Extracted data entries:
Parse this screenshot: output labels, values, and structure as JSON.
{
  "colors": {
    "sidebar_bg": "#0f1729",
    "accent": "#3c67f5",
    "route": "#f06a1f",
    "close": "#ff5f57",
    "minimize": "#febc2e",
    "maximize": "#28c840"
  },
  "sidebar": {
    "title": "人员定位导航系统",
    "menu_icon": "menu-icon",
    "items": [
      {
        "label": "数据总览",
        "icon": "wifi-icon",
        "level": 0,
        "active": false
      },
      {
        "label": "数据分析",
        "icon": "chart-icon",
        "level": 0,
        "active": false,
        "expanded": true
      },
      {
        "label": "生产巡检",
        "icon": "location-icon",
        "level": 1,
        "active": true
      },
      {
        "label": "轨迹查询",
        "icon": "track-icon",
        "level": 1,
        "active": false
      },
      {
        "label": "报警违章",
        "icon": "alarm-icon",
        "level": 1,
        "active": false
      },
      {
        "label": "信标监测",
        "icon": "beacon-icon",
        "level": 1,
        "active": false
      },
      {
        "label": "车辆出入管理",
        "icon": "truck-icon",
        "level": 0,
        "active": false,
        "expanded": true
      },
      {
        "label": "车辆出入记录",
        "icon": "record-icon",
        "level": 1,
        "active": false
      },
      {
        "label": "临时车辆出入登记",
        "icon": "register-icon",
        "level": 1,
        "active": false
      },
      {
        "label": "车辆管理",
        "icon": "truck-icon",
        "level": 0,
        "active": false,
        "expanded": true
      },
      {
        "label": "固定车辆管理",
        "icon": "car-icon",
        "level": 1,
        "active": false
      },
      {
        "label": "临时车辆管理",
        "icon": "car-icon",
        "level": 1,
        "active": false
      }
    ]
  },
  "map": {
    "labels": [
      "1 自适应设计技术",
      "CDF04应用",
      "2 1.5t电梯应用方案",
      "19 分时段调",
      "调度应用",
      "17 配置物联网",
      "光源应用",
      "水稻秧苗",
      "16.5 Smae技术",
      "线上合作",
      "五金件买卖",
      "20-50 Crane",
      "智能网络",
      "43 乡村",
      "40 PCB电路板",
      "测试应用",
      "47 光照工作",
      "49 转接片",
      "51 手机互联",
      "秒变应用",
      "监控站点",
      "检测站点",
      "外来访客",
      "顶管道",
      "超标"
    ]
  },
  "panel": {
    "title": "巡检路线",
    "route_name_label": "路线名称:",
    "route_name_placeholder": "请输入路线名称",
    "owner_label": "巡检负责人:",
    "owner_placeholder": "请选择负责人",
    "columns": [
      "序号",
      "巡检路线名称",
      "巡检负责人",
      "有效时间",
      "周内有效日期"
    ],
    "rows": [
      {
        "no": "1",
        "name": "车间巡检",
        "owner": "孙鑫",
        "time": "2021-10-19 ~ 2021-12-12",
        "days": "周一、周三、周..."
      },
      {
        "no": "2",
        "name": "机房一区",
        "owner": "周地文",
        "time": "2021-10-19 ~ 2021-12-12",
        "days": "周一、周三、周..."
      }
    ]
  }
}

WHAT IS NEEDED:
Write the material out exactly, with nothing left out.

TASK OUTPUT:
Parse this screenshot: output labels, values, and structure as JSON.
{
  "colors": {
    "sidebar_bg": "#0f1729",
    "accent": "#3c67f5",
    "route": "#f06a1f",
    "close": "#ff5f57",
    "minimize": "#febc2e",
    "maximize": "#28c840"
  },
  "sidebar": {
    "title": "人员定位导航系统",
    "menu_icon": "menu-icon",
    "items": [
      {
        "label": "数据总览",
        "icon": "wifi-icon",
        "level": 0,
        "active": false
      },
      {
        "label": "数据分析",
        "icon": "chart-icon",
        "level": 0,
        "active": false,
        "expanded": true
      },
      {
        "label": "生产巡检",
        "icon": "location-icon",
        "level": 1,
        "active": true
      },
      {
        "label": "轨迹查询",
        "icon": "track-icon",
        "level": 1,
        "active": false
      },
      {
        "label": "报警违章",
        "icon": "alarm-icon",
        "level": 1,
        "active": false
      },
      {
        "label": "信标监测",
        "icon": "beacon-icon",
        "level": 1,
        "active": false
      },
      {
        "label": "车辆出入管理",
        "icon": "truck-icon",
        "level": 0,
        "active": false,
        "expanded": true
      },
      {
        "label": "车辆出入记录",
        "icon": "record-icon",
        "level": 1,
        "active": false
      },
      {
        "label": "临时车辆出入登记",
        "icon": "register-icon",
        "level": 1,
        "active": false
      },
      {
        "label": "车辆管理",
        "icon": "truck-icon",
        "level": 0,
        "active": false,
        "expanded": true
      },
      {
        "label": "固定车辆管理",
        "icon": "car-icon",
        "level": 1,
        "active": false
      },
      {
        "label": "临时车辆管理",
        "icon": "car-icon",
        "level": 1,
        "active": false
      }
    ]
  },
  "map": {
    "labels": [
      "1 自适应设计技术",
      "CDF04应用",
      "2 1.5t电梯应用方案",
      "19 分时段调",
      "调度应用",
      "17 配置物联网",
      "光源应用",
      "水稻秧苗",
      "16.5 Smae技术",
      "线上合作",
      "五金件买卖",
      "20-50 Crane",
      "智能网络",
      "43 乡村",
      "40 PCB电路板",
      "测试应用",
      "47 光照工作",
      "49 转接片",
      "51 手机互联",
      "秒变应用",
      "监控站点",
      "检测站点",
      "外来访客",
      "顶管道",
      "超标"
    ]
  },
  "panel": {
    "title": "巡检路线",
    "route_name_label": "路线名称:",
    "route_name_placeholder": "请输入路线名称",
    "owner_label": "巡检负责人:",
    "owner_placeholder": "请选择负责人",
    "columns": [
      "序号",
      "巡检路线名称",
      "巡检负责人",
      "有效时间",
      "周内有效日期"
    ],
    "rows": [
      {
        "no": "1",
        "name": "车间巡检",
        "owner": "孙鑫",
        "time": "2021-10-19 ~ 2021-12-12",
        "days": "周一、周三、周..."
      },
      {
        "no": "2",
        "name": "机房一区",
        "owner": "周地文",
        "time": "2021-10-19 ~ 2021-12-12",
        "days": "周一、周三、周..."
      }
    ]
  }
}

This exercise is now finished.